• What you are asked to do
Read the listing and extract each line that includes the word "ottobre".

--------------------------------------------------

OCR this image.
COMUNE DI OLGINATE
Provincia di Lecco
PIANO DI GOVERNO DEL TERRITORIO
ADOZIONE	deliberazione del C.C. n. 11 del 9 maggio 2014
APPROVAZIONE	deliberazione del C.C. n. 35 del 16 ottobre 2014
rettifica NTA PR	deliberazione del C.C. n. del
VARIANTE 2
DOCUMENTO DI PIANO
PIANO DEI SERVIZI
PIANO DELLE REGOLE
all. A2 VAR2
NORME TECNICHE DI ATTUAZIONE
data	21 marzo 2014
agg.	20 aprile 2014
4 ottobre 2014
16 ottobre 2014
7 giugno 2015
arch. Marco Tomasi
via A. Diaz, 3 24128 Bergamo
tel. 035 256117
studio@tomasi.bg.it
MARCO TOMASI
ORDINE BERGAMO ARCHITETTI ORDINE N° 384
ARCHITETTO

--------------------------------------------------

• Result
APPROVAZIONE	deliberazione del C.C. n. 35 del 16 ottobre 2014
4 ottobre 2014
16 ottobre 2014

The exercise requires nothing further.